## Task requirements
Find the lines that hold the word "Open" and return them.

■ ■ ■ ■ ■

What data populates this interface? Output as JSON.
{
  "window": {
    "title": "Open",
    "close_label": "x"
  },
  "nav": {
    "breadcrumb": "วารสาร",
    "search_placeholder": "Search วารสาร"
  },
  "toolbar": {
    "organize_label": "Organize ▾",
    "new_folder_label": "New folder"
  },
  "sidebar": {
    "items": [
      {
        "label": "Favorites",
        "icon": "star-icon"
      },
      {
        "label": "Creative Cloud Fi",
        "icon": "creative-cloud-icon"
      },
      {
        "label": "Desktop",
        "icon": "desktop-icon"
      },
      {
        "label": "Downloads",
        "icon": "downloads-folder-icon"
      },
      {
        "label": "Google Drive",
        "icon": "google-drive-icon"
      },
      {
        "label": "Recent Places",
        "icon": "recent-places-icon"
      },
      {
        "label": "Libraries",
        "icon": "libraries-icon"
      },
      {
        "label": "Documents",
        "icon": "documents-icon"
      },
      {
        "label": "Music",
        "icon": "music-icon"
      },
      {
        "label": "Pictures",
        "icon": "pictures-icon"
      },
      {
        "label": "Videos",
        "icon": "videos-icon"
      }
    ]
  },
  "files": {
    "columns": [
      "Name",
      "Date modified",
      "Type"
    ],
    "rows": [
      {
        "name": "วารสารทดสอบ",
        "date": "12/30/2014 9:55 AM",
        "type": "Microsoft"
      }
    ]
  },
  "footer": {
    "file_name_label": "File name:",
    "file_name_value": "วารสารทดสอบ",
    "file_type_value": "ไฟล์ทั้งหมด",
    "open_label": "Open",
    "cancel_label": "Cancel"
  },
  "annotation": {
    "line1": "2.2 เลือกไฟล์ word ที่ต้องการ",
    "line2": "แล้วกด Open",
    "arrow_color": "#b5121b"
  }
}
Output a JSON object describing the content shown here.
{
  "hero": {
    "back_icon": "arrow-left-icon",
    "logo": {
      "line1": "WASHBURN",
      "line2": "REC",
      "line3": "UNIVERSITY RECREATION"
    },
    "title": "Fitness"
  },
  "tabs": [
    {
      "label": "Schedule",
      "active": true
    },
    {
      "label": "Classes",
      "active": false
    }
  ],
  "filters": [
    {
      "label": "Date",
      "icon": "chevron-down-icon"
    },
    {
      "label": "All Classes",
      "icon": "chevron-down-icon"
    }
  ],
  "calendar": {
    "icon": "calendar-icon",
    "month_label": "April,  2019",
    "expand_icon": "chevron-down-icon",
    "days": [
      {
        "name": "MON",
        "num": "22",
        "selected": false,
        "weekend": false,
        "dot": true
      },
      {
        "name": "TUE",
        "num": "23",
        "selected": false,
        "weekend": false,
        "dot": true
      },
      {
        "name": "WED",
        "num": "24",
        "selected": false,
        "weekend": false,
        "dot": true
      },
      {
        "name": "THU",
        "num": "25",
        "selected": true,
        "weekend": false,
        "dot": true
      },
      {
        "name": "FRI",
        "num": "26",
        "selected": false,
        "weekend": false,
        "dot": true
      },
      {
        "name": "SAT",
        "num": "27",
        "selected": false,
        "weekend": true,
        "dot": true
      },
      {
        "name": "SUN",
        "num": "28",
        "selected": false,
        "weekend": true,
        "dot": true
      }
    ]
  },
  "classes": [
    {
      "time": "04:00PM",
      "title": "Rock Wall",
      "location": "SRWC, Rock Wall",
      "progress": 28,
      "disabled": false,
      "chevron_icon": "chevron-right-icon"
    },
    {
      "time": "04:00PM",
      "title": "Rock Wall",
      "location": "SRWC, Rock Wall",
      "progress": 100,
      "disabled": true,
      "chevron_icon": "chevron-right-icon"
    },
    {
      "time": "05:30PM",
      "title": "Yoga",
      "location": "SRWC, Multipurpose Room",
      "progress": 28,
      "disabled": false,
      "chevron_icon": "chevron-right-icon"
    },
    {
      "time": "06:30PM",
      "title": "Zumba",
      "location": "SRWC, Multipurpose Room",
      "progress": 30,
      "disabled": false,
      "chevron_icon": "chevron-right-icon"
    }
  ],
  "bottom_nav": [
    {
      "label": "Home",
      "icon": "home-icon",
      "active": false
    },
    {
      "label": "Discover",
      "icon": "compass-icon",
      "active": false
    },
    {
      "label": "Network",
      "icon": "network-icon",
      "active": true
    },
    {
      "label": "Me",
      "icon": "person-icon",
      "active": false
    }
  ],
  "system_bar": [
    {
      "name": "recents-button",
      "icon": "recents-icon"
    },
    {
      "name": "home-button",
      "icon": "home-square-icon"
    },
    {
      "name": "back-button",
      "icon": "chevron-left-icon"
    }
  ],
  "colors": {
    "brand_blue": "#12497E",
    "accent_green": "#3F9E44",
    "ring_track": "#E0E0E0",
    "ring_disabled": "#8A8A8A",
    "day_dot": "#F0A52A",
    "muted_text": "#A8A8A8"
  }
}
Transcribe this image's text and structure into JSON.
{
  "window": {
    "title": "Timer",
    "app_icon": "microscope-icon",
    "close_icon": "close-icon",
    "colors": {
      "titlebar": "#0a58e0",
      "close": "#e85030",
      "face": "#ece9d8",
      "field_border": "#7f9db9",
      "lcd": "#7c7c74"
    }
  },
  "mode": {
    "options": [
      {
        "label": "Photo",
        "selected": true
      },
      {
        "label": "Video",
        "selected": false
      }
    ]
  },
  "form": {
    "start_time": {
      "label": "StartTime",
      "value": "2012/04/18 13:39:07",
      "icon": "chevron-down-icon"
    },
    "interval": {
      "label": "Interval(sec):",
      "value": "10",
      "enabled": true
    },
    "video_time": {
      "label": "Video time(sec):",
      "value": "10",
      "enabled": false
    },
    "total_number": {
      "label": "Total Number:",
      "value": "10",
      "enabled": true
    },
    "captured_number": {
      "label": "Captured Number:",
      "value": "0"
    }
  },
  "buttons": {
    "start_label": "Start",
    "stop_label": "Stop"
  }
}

■ ■ ■ ■ ■

## The response
    "title": "Open",
    "open_label": "Open",
    "line2": "แล้วกด Open",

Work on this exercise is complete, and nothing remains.